Can you print every record below exactly as written?

:: RAW DATA ::
►
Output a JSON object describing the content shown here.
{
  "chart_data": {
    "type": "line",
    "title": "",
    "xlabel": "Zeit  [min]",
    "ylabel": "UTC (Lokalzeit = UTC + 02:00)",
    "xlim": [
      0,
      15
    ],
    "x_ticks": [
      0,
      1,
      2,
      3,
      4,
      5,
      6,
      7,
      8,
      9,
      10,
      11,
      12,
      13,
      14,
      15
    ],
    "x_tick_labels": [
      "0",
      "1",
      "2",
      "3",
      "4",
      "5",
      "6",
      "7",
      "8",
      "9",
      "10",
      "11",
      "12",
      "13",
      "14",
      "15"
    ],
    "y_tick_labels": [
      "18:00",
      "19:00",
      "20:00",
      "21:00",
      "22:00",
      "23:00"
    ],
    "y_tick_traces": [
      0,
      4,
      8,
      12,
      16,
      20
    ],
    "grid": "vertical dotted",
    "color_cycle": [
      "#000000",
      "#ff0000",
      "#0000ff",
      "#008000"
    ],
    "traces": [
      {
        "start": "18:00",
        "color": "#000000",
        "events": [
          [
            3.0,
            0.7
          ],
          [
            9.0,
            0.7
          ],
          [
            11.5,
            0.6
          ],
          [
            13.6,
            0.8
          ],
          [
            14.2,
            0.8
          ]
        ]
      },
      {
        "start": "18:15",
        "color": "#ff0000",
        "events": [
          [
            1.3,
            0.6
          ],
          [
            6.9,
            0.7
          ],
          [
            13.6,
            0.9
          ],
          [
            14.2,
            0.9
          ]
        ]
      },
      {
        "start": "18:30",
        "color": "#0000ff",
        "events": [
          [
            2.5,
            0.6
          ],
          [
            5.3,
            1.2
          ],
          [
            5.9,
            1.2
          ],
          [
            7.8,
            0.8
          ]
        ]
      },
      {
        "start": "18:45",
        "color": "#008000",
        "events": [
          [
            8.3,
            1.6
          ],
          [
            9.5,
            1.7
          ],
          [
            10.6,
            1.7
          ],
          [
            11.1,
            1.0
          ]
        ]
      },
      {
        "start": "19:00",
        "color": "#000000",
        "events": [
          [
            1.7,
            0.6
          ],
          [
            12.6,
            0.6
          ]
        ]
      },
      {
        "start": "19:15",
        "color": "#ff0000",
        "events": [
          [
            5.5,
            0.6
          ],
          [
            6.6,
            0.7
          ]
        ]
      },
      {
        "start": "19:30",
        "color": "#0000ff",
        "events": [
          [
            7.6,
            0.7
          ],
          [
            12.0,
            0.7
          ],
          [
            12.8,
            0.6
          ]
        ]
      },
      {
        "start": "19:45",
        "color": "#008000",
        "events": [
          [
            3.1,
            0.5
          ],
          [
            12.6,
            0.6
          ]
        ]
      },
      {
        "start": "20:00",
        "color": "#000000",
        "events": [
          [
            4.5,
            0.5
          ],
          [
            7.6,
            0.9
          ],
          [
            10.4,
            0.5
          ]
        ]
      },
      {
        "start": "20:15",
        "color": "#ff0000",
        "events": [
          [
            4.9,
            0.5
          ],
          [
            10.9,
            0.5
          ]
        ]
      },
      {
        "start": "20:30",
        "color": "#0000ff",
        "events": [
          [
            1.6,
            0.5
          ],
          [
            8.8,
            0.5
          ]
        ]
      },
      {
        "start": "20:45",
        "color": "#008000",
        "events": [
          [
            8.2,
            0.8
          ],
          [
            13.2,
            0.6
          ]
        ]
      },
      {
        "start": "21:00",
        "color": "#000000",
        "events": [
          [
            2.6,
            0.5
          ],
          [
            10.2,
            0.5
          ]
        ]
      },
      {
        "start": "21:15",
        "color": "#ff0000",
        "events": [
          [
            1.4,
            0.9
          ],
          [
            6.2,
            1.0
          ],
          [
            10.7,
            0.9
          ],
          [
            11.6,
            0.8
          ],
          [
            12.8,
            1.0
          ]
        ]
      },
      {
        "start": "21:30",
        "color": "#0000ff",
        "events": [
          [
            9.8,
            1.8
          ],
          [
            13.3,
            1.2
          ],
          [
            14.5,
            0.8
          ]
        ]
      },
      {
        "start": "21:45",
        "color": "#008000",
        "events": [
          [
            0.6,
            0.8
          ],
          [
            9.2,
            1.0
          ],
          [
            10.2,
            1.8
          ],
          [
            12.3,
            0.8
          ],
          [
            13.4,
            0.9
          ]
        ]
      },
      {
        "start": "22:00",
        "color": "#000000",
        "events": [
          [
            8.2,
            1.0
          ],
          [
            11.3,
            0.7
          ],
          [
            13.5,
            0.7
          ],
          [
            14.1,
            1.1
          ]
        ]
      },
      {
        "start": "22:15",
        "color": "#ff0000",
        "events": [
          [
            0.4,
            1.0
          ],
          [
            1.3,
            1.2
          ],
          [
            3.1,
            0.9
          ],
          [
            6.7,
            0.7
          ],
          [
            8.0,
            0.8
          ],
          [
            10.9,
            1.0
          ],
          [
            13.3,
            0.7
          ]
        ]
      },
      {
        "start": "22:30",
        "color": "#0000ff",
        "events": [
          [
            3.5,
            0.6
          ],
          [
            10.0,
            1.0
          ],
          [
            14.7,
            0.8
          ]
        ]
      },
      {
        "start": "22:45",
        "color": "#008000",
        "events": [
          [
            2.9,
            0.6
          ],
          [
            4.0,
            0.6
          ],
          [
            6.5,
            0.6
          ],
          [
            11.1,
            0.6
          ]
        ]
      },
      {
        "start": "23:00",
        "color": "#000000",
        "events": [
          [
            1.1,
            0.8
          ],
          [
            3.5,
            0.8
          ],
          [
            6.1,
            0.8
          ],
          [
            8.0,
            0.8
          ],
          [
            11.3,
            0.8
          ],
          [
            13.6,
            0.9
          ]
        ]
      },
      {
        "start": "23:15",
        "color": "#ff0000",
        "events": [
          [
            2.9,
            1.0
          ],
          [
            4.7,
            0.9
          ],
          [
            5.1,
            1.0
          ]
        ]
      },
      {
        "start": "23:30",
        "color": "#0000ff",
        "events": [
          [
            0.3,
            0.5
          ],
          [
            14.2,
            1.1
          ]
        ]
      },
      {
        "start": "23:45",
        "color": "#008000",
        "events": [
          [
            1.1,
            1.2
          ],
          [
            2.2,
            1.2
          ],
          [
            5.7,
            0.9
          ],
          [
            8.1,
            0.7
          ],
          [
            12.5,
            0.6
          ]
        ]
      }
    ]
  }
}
◄
:: FINAL RESULT ::
Output a JSON object describing the content shown here.
{
  "chart_data": {
    "type": "line",
    "title": "",
    "xlabel": "Zeit  [min]",
    "ylabel": "UTC (Lokalzeit = UTC + 02:00)",
    "xlim": [
      0,
      15
    ],
    "x_ticks": [
      0,
      1,
      2,
      3,
      4,
      5,
      6,
      7,
      8,
      9,
      10,
      11,
      12,
      13,
      14,
      15
    ],
    "x_tick_labels": [
      "0",
      "1",
      "2",
      "3",
      "4",
      "5",
      "6",
      "7",
      "8",
      "9",
      "10",
      "11",
      "12",
      "13",
      "14",
      "15"
    ],
    "y_tick_labels": [
      "18:00",
      "19:00",
      "20:00",
      "21:00",
      "22:00",
      "23:00"
    ],
    "y_tick_traces": [
      0,
      4,
      8,
      12,
      16,
      20
    ],
    "grid": "vertical dotted",
    "color_cycle": [
      "#000000",
      "#ff0000",
      "#0000ff",
      "#008000"
    ],
    "traces": [
      {
        "start": "18:00",
        "color": "#000000",
        "events": [
          [
            3.0,
            0.7
          ],
          [
            9.0,
            0.7
          ],
          [
            11.5,
            0.6
          ],
          [
            13.6,
            0.8
          ],
          [
            14.2,
            0.8
          ]
        ]
      },
      {
        "start": "18:15",
        "color": "#ff0000",
        "events": [
          [
            1.3,
            0.6
          ],
          [
            6.9,
            0.7
          ],
          [
            13.6,
            0.9
          ],
          [
            14.2,
            0.9
          ]
        ]
      },
      {
        "start": "18:30",
        "color": "#0000ff",
        "events": [
          [
            2.5,
            0.6
          ],
          [
            5.3,
            1.2
          ],
          [
            5.9,
            1.2
          ],
          [
            7.8,
            0.8
          ]
        ]
      },
      {
        "start": "18:45",
        "color": "#008000",
        "events": [
          [
            8.3,
            1.6
          ],
          [
            9.5,
            1.7
          ],
          [
            10.6,
            1.7
          ],
          [
            11.1,
            1.0
          ]
        ]
      },
      {
        "start": "19:00",
        "color": "#000000",
        "events": [
          [
            1.7,
            0.6
          ],
          [
            12.6,
            0.6
          ]
        ]
      },
      {
        "start": "19:15",
        "color": "#ff0000",
        "events": [
          [
            5.5,
            0.6
          ],
          [
            6.6,
            0.7
          ]
        ]
      },
      {
        "start": "19:30",
        "color": "#0000ff",
        "events": [
          [
            7.6,
            0.7
          ],
          [
            12.0,
            0.7
          ],
          [
            12.8,
            0.6
          ]
        ]
      },
      {
        "start": "19:45",
        "color": "#008000",
        "events": [
          [
            3.1,
            0.5
          ],
          [
            12.6,
            0.6
          ]
        ]
      },
      {
        "start": "20:00",
        "color": "#000000",
        "events": [
          [
            4.5,
            0.5
          ],
          [
            7.6,
            0.9
          ],
          [
            10.4,
            0.5
          ]
        ]
      },
      {
        "start": "20:15",
        "color": "#ff0000",
        "events": [
          [
            4.9,
            0.5
          ],
          [
            10.9,
            0.5
          ]
        ]
      },
      {
        "start": "20:30",
        "color": "#0000ff",
        "events": [
          [
            1.6,
            0.5
          ],
          [
            8.8,
            0.5
          ]
        ]
      },
      {
        "start": "20:45",
        "color": "#008000",
        "events": [
          [
            8.2,
            0.8
          ],
          [
            13.2,
            0.6
          ]
        ]
      },
      {
        "start": "21:00",
        "color": "#000000",
        "events": [
          [
            2.6,
            0.5
          ],
          [
            10.2,
            0.5
          ]
        ]
      },
      {
        "start": "21:15",
        "color": "#ff0000",
        "events": [
          [
            1.4,
            0.9
          ],
          [
            6.2,
            1.0
          ],
          [
            10.7,
            0.9
          ],
          [
            11.6,
            0.8
          ],
          [
            12.8,
            1.0
          ]
        ]
      },
      {
        "start": "21:30",
        "color": "#0000ff",
        "events": [
          [
            9.8,
            1.8
          ],
          [
            13.3,
            1.2
          ],
          [
            14.5,
            0.8
          ]
        ]
      },
      {
        "start": "21:45",
        "color": "#008000",
        "events": [
          [
            0.6,
            0.8
          ],
          [
            9.2,
            1.0
          ],
          [
            10.2,
            1.8
          ],
          [
            12.3,
            0.8
          ],
          [
            13.4,
            0.9
          ]
        ]
      },
      {
        "start": "22:00",
        "color": "#000000",
        "events": [
          [
            8.2,
            1.0
          ],
          [
            11.3,
            0.7
          ],
          [
            13.5,
            0.7
          ],
          [
            14.1,
            1.1
          ]
        ]
      },
      {
        "start": "22:15",
        "color": "#ff0000",
        "events": [
          [
            0.4,
            1.0
          ],
          [
            1.3,
            1.2
          ],
          [
            3.1,
            0.9
          ],
          [
            6.7,
            0.7
          ],
          [
            8.0,
            0.8
          ],
          [
            10.9,
            1.0
          ],
          [
            13.3,
            0.7
          ]
        ]
      },
      {
        "start": "22:30",
        "color": "#0000ff",
        "events": [
          [
            3.5,
            0.6
          ],
          [
            10.0,
            1.0
          ],
          [
            14.7,
            0.8
          ]
        ]
      },
      {
        "start": "22:45",
        "color": "#008000",
        "events": [
          [
            2.9,
            0.6
          ],
          [
            4.0,
            0.6
          ],
          [
            6.5,
            0.6
          ],
          [
            11.1,
            0.6
          ]
        ]
      },
      {
        "start": "23:00",
        "color": "#000000",
        "events": [
          [
            1.1,
            0.8
          ],
          [
            3.5,
            0.8
          ],
          [
            6.1,
            0.8
          ],
          [
            8.0,
            0.8
          ],
          [
            11.3,
            0.8
          ],
          [
            13.6,
            0.9
          ]
        ]
      },
      {
        "start": "23:15",
        "color": "#ff0000",
        "events": [
          [
            2.9,
            1.0
          ],
          [
            4.7,
            0.9
          ],
          [
            5.1,
            1.0
          ]
        ]
      },
      {
        "start": "23:30",
        "color": "#0000ff",
        "events": [
          [
            0.3,
            0.5
          ],
          [
            14.2,
            1.1
          ]
        ]
      },
      {
        "start": "23:45",
        "color": "#008000",
        "events": [
          [
            1.1,
            1.2
          ],
          [
            2.2,
            1.2
          ],
          [
            5.7,
            0.9
          ],
          [
            8.1,
            0.7
          ],
          [
            12.5,
            0.6
          ]
        ]
      }
    ]
  }
}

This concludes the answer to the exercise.